Saved entries
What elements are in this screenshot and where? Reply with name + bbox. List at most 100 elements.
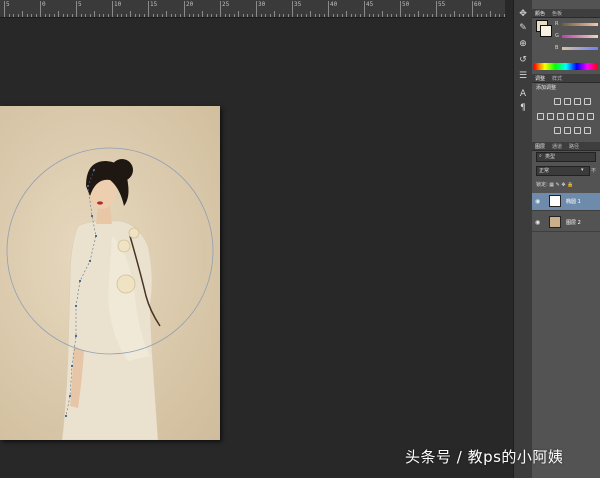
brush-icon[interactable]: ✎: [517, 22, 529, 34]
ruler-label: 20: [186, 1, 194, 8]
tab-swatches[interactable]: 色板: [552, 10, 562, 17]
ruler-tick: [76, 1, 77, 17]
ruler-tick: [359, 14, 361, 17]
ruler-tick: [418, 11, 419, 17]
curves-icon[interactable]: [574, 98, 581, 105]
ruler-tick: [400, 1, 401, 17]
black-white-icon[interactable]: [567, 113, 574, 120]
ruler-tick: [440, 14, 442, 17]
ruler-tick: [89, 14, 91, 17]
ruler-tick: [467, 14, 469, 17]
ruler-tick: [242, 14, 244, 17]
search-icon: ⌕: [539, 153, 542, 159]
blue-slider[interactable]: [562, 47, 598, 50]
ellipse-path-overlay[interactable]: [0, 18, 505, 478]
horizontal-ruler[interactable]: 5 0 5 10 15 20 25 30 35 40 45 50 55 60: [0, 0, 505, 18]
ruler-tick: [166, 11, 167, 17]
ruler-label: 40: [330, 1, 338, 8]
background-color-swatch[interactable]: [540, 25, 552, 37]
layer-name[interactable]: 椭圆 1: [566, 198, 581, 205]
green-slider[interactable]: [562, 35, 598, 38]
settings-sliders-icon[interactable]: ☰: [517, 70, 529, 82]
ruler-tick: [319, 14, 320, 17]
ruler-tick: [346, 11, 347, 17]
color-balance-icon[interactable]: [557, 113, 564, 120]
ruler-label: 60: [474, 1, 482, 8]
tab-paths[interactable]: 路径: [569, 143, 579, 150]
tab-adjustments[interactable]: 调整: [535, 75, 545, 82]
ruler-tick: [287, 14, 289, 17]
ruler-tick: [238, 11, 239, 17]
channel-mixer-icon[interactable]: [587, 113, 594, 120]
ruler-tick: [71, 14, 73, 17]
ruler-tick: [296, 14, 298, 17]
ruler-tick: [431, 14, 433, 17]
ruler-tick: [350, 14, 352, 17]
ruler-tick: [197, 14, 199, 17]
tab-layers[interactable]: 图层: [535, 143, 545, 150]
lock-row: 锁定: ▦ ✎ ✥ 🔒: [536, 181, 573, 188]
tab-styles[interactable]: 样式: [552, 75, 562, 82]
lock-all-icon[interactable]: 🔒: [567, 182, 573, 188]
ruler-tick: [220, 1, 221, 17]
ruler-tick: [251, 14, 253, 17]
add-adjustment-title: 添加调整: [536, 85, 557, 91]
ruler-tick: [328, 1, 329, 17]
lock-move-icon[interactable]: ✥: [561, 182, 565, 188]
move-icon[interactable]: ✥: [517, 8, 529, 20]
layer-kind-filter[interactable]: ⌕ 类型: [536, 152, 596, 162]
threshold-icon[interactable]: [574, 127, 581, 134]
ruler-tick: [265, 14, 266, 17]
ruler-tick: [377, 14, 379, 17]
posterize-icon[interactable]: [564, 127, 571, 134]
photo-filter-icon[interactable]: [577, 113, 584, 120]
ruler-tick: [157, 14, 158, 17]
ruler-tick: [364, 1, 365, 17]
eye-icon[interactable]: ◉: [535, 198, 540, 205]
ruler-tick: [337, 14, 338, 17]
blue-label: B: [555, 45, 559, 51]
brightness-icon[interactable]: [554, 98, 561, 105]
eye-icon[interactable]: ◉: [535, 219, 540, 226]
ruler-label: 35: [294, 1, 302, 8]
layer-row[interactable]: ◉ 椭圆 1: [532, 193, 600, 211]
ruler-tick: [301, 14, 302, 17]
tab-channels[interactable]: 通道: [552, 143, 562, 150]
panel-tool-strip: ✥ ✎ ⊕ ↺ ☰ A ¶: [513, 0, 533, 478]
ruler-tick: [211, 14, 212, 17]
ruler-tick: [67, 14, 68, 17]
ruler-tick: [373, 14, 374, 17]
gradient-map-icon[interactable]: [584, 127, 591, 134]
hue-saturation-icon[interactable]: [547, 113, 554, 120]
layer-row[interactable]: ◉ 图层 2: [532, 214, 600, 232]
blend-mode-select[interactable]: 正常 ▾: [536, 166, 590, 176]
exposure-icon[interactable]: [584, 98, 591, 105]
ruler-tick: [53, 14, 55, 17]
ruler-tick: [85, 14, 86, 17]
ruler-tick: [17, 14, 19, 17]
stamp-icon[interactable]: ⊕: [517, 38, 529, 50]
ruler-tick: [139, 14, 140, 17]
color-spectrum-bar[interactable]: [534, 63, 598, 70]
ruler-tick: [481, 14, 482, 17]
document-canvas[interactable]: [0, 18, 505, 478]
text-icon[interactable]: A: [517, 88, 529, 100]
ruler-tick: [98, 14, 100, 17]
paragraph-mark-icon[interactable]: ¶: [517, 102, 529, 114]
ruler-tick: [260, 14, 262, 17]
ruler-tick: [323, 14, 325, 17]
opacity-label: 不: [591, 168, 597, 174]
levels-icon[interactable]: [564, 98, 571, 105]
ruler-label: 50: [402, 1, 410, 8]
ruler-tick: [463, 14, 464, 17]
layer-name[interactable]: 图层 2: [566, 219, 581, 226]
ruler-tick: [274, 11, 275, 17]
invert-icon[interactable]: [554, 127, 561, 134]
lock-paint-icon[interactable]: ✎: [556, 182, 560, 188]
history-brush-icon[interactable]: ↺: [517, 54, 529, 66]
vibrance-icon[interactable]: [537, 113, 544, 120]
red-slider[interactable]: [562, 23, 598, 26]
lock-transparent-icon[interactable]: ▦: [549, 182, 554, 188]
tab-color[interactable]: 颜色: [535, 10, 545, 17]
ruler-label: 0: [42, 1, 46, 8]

...

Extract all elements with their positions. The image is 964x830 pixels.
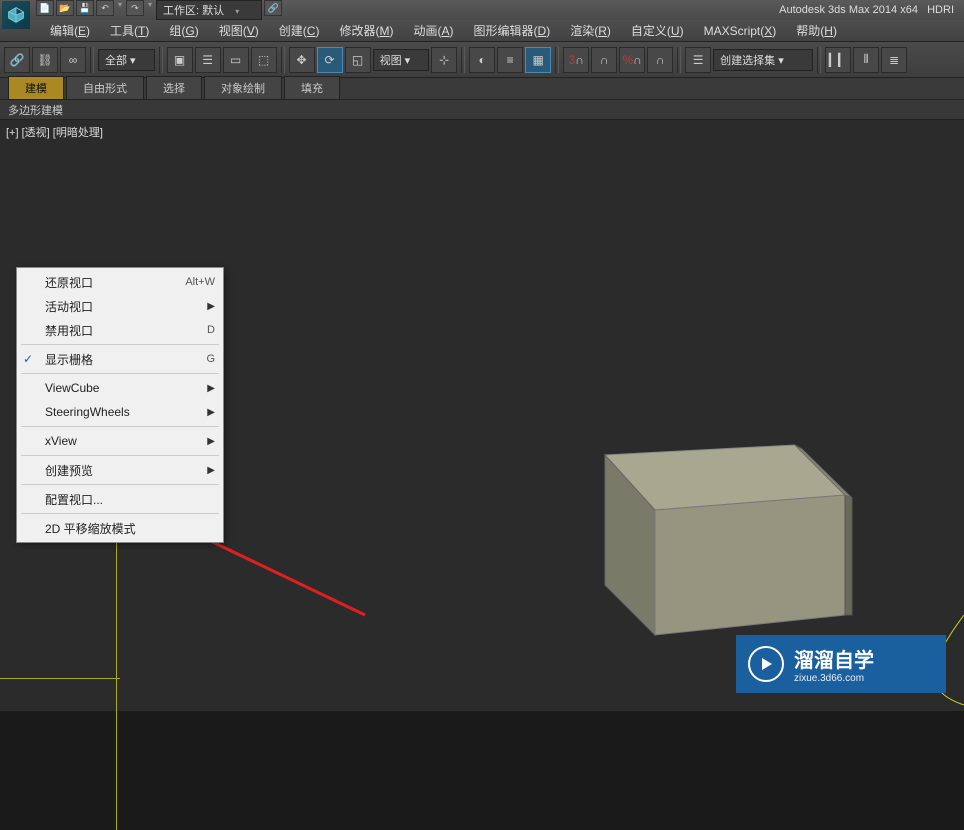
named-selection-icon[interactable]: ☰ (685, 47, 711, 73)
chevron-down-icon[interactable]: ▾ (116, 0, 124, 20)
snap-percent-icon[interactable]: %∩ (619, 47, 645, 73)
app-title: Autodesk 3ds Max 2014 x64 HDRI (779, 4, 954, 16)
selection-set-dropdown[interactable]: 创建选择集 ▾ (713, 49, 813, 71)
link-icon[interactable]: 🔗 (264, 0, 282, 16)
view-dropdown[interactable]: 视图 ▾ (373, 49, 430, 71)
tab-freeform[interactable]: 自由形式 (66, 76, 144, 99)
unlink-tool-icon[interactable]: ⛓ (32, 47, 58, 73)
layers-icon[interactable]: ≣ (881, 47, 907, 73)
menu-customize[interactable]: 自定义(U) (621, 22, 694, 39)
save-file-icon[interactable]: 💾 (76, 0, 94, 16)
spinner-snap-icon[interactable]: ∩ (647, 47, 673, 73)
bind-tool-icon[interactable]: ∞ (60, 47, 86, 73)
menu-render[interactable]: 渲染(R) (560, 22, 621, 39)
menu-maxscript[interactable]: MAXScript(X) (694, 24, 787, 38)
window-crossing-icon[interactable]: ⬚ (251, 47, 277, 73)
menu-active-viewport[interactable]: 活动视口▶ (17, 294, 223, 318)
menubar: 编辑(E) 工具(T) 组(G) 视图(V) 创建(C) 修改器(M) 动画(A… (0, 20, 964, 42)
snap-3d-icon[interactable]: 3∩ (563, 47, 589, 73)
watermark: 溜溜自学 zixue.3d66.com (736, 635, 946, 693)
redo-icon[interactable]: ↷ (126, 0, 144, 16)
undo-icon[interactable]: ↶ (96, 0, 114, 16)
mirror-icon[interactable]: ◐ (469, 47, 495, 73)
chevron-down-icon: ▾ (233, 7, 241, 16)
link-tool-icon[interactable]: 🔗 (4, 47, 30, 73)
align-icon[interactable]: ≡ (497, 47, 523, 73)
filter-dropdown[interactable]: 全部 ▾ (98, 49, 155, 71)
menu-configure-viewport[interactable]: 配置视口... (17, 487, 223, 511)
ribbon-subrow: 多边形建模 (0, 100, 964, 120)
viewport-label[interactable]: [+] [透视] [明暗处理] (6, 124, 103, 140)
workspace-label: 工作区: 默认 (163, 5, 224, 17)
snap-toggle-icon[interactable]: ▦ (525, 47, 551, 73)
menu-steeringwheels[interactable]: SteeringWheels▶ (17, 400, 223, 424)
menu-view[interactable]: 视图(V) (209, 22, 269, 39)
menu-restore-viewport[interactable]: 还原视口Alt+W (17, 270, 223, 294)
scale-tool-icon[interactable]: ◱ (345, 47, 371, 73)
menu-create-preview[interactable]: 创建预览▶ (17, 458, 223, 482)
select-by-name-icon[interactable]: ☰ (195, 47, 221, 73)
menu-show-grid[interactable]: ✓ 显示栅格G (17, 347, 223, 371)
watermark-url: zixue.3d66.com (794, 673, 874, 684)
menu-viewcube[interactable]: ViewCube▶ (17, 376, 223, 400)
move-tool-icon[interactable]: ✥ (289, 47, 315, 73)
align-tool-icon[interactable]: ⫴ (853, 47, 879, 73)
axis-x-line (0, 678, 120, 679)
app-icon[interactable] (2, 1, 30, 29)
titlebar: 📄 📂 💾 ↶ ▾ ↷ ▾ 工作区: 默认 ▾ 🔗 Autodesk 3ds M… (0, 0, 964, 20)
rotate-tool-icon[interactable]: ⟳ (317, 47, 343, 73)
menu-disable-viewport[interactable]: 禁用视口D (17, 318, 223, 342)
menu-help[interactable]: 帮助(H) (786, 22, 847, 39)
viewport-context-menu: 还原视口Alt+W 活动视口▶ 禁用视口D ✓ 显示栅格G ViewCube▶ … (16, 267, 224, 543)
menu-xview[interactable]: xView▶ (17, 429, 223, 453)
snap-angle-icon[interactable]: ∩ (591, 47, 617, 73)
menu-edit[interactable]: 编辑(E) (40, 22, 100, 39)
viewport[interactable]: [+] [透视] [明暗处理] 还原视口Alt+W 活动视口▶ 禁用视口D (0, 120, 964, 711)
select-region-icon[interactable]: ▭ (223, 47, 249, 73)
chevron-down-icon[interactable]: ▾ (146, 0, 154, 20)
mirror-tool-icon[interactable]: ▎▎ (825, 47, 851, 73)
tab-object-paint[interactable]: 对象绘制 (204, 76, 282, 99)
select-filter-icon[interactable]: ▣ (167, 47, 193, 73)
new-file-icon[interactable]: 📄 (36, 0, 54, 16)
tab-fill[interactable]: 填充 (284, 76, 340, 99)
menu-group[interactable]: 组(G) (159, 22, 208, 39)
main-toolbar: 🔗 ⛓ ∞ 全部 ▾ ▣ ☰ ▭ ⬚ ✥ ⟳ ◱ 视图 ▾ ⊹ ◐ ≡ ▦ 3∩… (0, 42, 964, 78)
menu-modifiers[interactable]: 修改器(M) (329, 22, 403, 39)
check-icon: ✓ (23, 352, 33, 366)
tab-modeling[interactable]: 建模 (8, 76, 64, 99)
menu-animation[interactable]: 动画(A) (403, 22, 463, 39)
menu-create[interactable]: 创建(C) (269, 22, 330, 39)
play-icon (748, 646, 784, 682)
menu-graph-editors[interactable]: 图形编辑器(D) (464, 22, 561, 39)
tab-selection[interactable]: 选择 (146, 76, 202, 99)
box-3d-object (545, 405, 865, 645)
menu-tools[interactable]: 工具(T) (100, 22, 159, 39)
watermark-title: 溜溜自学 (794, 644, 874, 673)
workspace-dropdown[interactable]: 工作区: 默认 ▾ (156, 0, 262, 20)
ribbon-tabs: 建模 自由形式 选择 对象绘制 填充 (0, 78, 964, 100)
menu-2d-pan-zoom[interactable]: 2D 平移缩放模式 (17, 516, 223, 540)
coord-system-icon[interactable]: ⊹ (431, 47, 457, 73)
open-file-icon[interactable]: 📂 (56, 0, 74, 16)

Task to complete
Repeat the rows from the line with "named-selection-icon[interactable]: ☰ (685, 47, 711, 73)" to the line with "menu-create-preview[interactable]: 创建预览▶ (17, 458, 223, 482)", keeping every character the same.

Solution for this problem
named-selection-icon[interactable]: ☰ (685, 47, 711, 73)
chevron-down-icon[interactable]: ▾ (116, 0, 124, 20)
snap-percent-icon[interactable]: %∩ (619, 47, 645, 73)
app-title: Autodesk 3ds Max 2014 x64 HDRI (779, 4, 954, 16)
selection-set-dropdown[interactable]: 创建选择集 ▾ (713, 49, 813, 71)
link-icon[interactable]: 🔗 (264, 0, 282, 16)
view-dropdown[interactable]: 视图 ▾ (373, 49, 430, 71)
tab-freeform[interactable]: 自由形式 (66, 76, 144, 99)
unlink-tool-icon[interactable]: ⛓ (32, 47, 58, 73)
layers-icon[interactable]: ≣ (881, 47, 907, 73)
menu-customize[interactable]: 自定义(U) (621, 22, 694, 39)
save-file-icon[interactable]: 💾 (76, 0, 94, 16)
spinner-snap-icon[interactable]: ∩ (647, 47, 673, 73)
bind-tool-icon[interactable]: ∞ (60, 47, 86, 73)
menu-render[interactable]: 渲染(R) (560, 22, 621, 39)
menu-maxscript[interactable]: MAXScript(X) (694, 24, 787, 38)
window-crossing-icon[interactable]: ⬚ (251, 47, 277, 73)
menu-active-viewport[interactable]: 活动视口▶ (17, 294, 223, 318)
menubar: 编辑(E) 工具(T) 组(G) 视图(V) 创建(C) 修改器(M) 动画(A… (0, 20, 964, 42)
snap-3d-icon[interactable]: 3∩ (563, 47, 589, 73)
watermark: 溜溜自学 zixue.3d66.com (736, 635, 946, 693)
redo-icon[interactable]: ↷ (126, 0, 144, 16)
undo-icon[interactable]: ↶ (96, 0, 114, 16)
mirror-icon[interactable]: ◐ (469, 47, 495, 73)
chevron-down-icon: ▾ (233, 7, 241, 16)
link-tool-icon[interactable]: 🔗 (4, 47, 30, 73)
align-icon[interactable]: ≡ (497, 47, 523, 73)
filter-dropdown[interactable]: 全部 ▾ (98, 49, 155, 71)
menu-configure-viewport[interactable]: 配置视口... (17, 487, 223, 511)
ribbon-subrow: 多边形建模 (0, 100, 964, 120)
viewport-label[interactable]: [+] [透视] [明暗处理] (6, 124, 103, 140)
workspace-label: 工作区: 默认 (163, 5, 224, 17)
snap-toggle-icon[interactable]: ▦ (525, 47, 551, 73)
menu-steeringwheels[interactable]: SteeringWheels▶ (17, 400, 223, 424)
menu-view[interactable]: 视图(V) (209, 22, 269, 39)
menu-restore-viewport[interactable]: 还原视口Alt+W (17, 270, 223, 294)
scale-tool-icon[interactable]: ◱ (345, 47, 371, 73)
menu-create-preview[interactable]: 创建预览▶ (17, 458, 223, 482)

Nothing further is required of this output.